Spot every line with the word "一心向学的习惯" and return it.

◆ Records ◆
※ ※ ※
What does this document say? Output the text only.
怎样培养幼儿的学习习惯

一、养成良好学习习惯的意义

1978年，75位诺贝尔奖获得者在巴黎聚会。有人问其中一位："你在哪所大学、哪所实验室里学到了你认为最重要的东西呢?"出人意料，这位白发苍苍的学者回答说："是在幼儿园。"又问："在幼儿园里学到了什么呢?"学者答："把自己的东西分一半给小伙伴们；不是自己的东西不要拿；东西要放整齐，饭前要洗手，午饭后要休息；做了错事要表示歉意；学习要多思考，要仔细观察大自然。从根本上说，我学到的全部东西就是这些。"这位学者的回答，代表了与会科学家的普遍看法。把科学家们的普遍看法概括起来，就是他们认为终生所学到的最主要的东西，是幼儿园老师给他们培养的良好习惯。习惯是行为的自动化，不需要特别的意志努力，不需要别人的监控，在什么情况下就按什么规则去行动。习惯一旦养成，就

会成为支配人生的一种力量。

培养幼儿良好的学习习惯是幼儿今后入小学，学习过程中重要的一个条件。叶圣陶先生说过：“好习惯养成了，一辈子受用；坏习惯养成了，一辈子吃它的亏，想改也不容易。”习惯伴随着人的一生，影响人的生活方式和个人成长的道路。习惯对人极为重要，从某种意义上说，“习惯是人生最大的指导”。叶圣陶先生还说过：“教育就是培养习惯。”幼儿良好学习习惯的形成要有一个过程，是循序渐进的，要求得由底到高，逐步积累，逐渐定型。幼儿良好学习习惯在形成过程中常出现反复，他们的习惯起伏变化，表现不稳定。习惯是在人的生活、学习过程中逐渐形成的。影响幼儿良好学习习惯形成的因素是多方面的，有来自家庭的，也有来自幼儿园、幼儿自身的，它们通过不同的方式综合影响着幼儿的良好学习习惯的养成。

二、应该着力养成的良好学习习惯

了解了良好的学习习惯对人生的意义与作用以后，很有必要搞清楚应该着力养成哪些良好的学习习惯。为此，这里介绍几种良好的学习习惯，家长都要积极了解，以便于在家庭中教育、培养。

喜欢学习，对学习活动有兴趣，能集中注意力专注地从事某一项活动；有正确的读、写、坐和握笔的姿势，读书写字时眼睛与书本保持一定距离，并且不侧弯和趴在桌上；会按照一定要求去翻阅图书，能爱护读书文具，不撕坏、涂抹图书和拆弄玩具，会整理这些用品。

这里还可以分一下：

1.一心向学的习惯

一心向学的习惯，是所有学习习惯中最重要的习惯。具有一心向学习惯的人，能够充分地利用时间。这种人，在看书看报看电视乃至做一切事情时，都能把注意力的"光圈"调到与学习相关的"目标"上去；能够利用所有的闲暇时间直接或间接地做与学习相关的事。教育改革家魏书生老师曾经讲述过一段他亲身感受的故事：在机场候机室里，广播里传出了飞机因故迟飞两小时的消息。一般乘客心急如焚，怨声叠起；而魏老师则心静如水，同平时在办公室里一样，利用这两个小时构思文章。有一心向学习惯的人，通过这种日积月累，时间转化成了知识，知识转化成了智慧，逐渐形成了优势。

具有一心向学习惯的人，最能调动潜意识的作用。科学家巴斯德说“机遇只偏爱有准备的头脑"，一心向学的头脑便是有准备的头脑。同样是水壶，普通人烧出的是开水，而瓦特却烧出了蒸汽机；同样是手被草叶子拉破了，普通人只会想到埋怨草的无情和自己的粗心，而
※ ※ ※
◆ The response ◆
1.一心向学的习惯
一心向学的习惯，是所有学习习惯中最重要的习惯。具有一心向学习惯的人，能够充分地利用时间。这种人，在看书看报看电视乃至做一切事情时，都能把注意力的"光圈"调到与学习相关的"目标"上去；能够利用所有的闲暇时间直接或间接地做与学习相关的事。教育改革家魏书生老师曾经讲述过一段他亲身感受的故事：在机场候机室里，广播里传出了飞机因故迟飞两小时的消息。一般乘客心急如焚，怨声叠起；而魏老师则心静如水，同平时在办公室里一样，利用这两个小时构思文章。有一心向学习惯的人，通过这种日积月累，时间转化成了知识，知识转化成了智慧，逐渐形成了优势。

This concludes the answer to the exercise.